__Dataset extract__
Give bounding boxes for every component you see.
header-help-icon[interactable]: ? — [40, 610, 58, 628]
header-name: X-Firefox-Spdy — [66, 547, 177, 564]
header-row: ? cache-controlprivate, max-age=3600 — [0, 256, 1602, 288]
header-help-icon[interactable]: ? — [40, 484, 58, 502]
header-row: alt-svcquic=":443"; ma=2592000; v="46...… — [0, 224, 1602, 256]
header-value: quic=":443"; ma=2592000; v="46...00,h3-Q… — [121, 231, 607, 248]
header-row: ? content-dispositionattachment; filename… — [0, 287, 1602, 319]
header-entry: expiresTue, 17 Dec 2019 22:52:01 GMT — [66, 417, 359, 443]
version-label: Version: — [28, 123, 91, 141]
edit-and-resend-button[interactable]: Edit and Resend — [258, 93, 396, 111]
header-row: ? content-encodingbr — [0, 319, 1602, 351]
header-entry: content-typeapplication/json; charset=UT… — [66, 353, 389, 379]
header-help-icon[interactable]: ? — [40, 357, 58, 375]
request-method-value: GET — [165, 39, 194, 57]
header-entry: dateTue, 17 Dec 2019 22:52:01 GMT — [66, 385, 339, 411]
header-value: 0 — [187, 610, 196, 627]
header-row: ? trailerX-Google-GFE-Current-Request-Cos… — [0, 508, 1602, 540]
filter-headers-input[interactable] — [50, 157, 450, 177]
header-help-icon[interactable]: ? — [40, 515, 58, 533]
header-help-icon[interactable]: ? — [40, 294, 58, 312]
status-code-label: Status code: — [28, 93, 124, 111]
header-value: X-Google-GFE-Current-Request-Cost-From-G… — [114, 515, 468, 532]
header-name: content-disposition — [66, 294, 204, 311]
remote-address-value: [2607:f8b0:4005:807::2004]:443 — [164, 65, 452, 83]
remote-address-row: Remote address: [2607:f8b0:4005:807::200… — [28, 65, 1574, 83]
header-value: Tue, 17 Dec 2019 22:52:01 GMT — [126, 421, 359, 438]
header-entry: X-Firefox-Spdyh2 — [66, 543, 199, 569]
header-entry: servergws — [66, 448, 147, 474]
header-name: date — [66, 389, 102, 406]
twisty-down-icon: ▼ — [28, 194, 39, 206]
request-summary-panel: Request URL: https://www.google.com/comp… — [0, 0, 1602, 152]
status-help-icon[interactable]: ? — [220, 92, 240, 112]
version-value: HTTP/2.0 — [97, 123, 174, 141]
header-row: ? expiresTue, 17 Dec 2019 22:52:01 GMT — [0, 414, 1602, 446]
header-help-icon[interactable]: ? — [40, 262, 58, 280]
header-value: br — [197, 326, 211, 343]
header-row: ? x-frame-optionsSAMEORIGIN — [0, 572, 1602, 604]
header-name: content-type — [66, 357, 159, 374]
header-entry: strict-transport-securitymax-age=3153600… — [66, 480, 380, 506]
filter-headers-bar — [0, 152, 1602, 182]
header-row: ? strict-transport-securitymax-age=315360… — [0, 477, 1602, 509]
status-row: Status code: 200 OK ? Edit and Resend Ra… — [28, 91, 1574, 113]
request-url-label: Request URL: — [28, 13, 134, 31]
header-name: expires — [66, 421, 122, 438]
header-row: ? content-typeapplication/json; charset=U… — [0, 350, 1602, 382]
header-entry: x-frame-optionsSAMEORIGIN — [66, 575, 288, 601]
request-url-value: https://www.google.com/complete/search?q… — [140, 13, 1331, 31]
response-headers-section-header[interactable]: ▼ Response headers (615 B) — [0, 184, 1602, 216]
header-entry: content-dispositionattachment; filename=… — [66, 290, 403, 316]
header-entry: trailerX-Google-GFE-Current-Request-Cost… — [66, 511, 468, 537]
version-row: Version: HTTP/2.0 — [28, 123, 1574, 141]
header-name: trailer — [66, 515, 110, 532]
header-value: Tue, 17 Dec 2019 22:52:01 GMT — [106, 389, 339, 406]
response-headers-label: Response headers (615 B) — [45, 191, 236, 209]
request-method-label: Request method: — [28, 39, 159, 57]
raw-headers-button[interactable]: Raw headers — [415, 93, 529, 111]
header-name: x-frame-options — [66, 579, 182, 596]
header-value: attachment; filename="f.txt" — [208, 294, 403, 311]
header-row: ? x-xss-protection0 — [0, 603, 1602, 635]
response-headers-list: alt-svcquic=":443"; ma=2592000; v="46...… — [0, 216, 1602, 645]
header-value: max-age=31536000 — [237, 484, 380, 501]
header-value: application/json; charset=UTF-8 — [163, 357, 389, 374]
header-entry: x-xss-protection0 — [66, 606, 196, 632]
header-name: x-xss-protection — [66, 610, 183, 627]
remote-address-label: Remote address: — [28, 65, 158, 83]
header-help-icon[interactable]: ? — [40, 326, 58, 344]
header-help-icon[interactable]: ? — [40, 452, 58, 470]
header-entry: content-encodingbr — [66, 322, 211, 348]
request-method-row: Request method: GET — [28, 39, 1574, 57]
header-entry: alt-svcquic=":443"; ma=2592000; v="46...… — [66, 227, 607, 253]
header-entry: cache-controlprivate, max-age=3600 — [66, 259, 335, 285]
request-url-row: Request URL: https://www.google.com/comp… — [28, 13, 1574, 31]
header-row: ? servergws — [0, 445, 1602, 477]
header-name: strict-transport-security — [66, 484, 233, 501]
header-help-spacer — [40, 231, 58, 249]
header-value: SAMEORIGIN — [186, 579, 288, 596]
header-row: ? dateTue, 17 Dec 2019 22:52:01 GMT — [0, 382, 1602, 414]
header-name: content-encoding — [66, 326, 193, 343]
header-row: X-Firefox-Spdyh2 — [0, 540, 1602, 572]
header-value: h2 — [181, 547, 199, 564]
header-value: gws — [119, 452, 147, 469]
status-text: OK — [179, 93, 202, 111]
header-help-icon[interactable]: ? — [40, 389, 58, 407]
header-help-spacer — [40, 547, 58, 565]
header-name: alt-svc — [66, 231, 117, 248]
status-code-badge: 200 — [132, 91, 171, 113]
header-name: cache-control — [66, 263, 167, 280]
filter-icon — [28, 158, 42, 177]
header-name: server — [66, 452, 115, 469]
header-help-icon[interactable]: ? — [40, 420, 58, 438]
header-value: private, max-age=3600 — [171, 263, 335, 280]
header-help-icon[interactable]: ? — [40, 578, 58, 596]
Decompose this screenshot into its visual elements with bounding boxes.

* * *

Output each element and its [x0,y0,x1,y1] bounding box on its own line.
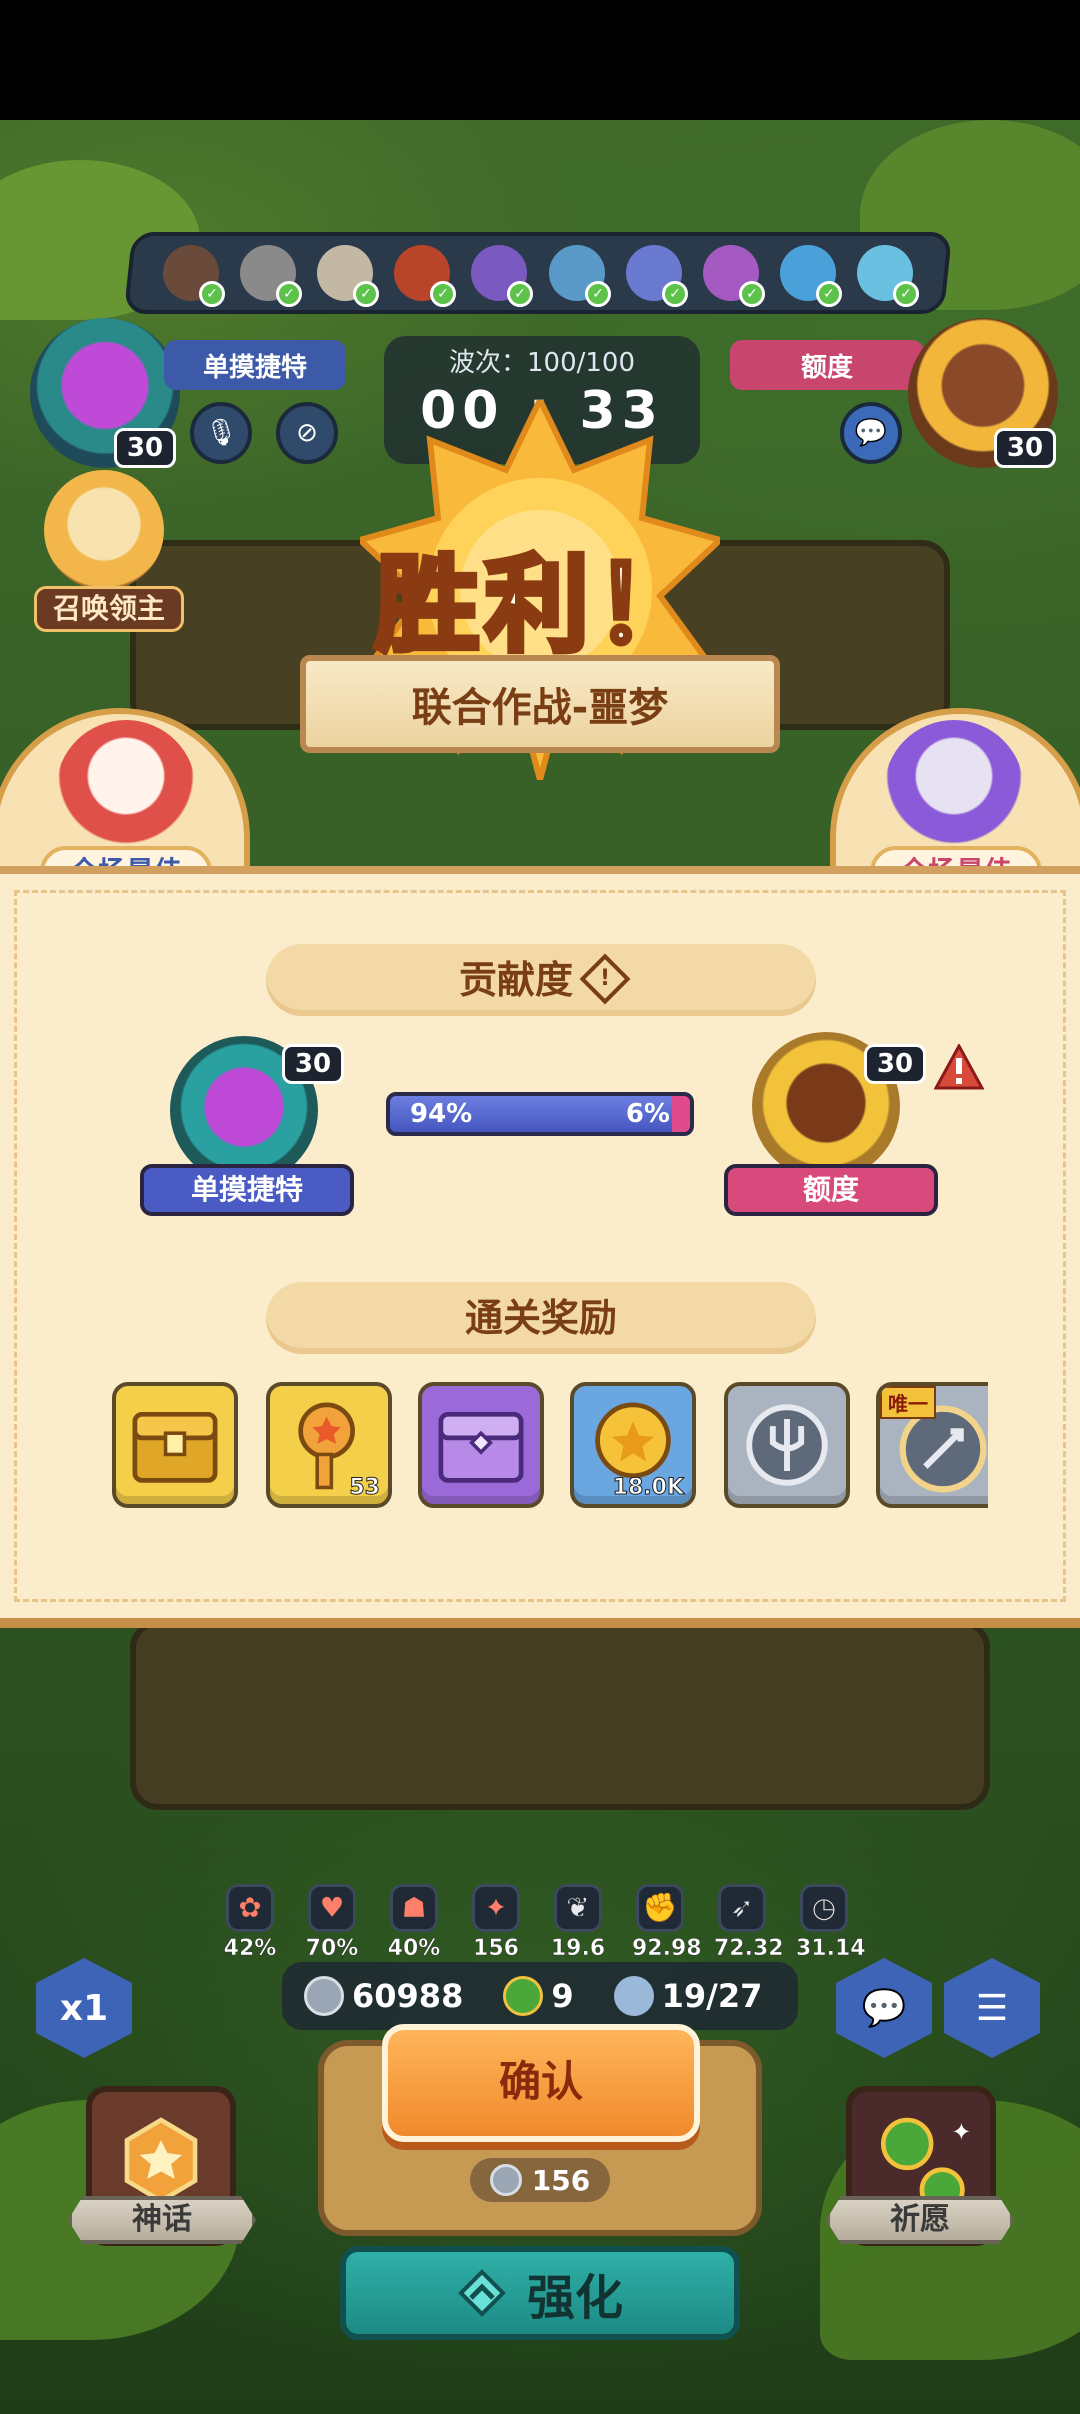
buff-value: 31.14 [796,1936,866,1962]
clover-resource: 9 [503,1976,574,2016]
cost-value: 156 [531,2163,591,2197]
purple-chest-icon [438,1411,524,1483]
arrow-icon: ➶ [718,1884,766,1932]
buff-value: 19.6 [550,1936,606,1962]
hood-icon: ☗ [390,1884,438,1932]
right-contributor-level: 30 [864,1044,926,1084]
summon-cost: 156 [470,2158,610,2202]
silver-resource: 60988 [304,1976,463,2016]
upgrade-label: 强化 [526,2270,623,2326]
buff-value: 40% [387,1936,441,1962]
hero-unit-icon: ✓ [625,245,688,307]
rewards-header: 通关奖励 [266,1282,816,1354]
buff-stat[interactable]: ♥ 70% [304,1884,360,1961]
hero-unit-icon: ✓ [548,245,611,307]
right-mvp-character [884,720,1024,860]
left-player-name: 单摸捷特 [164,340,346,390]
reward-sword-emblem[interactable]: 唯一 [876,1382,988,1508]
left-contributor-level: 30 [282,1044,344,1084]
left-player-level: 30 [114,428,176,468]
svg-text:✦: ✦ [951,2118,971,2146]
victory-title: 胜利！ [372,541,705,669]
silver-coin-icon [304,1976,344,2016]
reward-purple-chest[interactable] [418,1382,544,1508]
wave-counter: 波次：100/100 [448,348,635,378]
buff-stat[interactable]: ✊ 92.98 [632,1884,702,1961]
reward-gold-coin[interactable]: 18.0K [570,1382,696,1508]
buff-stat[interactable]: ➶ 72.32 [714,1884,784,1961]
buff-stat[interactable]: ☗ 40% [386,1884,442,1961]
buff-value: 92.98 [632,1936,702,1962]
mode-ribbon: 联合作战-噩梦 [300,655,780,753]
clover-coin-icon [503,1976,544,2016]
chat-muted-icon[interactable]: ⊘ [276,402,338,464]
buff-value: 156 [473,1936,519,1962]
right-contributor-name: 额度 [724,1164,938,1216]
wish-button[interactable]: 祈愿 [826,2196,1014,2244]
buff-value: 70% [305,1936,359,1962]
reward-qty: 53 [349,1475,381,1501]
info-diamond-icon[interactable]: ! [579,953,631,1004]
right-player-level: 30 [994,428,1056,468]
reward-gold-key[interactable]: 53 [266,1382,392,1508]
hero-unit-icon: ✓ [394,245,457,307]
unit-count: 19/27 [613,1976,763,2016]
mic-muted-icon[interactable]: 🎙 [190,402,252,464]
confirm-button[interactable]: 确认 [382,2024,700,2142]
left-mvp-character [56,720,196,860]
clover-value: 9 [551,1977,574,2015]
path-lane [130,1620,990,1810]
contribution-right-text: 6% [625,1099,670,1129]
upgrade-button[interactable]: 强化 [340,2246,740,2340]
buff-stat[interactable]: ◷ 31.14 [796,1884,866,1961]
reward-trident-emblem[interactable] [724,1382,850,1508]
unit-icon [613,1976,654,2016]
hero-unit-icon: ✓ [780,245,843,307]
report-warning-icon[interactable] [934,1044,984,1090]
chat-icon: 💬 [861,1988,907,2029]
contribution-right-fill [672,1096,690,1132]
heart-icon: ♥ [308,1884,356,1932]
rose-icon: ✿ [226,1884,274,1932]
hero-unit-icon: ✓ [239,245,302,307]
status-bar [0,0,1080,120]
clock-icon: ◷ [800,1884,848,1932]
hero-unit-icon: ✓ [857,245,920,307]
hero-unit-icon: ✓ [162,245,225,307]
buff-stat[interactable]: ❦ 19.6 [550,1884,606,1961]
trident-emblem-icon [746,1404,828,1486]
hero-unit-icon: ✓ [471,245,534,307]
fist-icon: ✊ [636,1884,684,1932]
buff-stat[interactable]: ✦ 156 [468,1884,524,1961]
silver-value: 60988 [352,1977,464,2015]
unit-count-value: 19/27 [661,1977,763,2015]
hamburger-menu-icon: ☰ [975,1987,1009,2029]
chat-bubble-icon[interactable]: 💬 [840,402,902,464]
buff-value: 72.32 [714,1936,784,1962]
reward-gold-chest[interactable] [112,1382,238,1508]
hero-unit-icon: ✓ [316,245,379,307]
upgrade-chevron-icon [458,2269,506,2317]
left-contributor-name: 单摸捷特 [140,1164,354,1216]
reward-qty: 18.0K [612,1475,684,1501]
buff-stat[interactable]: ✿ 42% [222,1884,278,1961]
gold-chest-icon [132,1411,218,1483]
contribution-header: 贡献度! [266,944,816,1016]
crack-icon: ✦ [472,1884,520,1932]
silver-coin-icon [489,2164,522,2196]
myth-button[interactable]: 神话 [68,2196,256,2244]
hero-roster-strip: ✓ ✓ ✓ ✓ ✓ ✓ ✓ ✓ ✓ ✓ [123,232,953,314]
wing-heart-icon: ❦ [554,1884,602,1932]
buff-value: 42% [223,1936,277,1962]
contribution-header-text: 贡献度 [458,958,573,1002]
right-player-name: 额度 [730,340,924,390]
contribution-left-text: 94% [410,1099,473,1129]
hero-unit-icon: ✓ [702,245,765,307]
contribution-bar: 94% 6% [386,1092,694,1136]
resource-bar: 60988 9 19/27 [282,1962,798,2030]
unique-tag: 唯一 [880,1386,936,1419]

--

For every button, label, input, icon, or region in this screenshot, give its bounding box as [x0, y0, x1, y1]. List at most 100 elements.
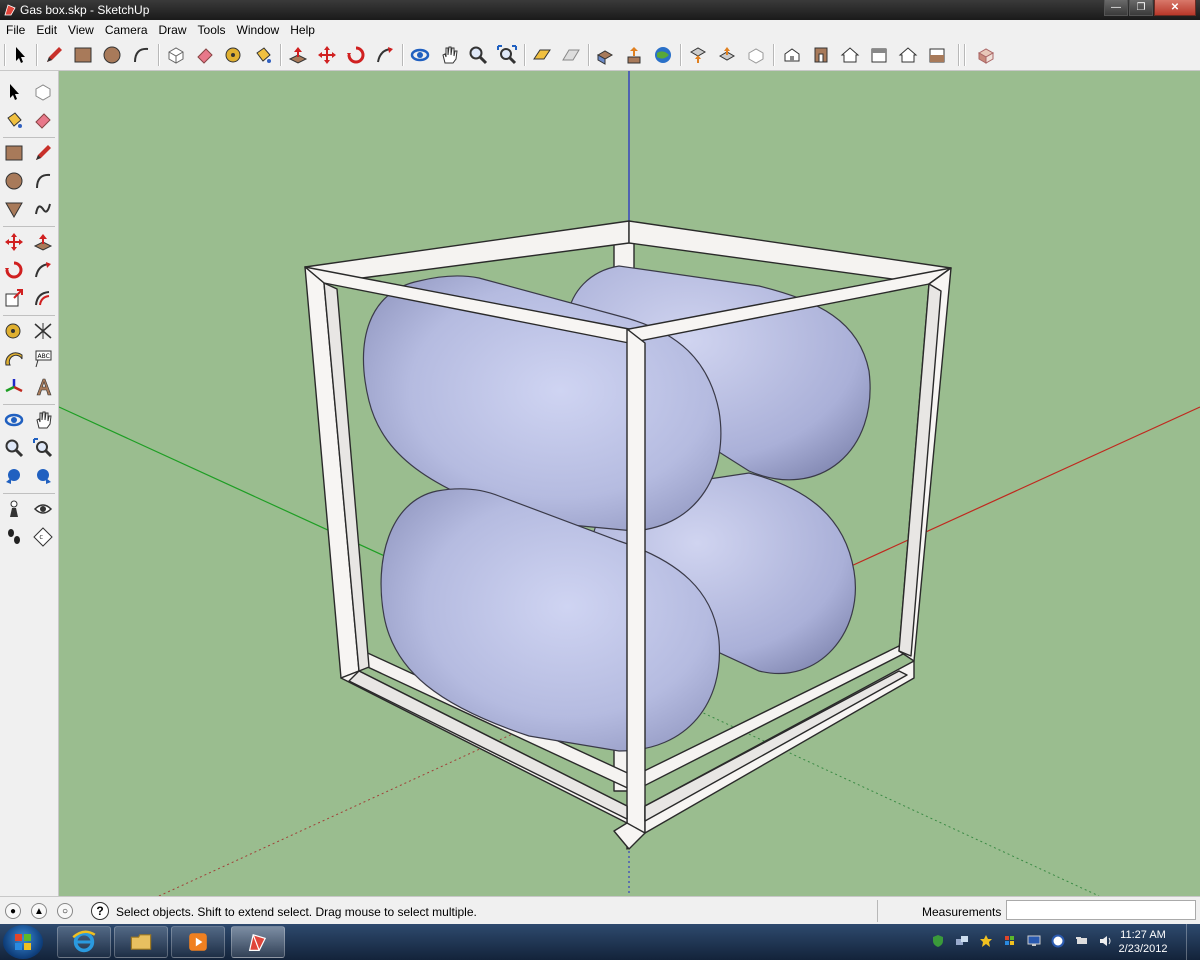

__Exercise description__
Starting at the line that contains "Give bounding boxes" and ending at the line that contains "header-help-icon[interactable]: ? — [40, 484, 58, 502]", put those lines of the entries into a JSON list of strings, with one string per line and blank lines omitted.

__Solution below__
[
  "Give bounding boxes for every component you see.",
  "header-help-icon[interactable]: ? — [40, 610, 58, 628]",
  "header-name: X-Firefox-Spdy — [66, 547, 177, 564]",
  "header-row: ? cache-controlprivate, max-age=3600 — [0, 256, 1602, 288]",
  "header-help-icon[interactable]: ? — [40, 484, 58, 502]"
]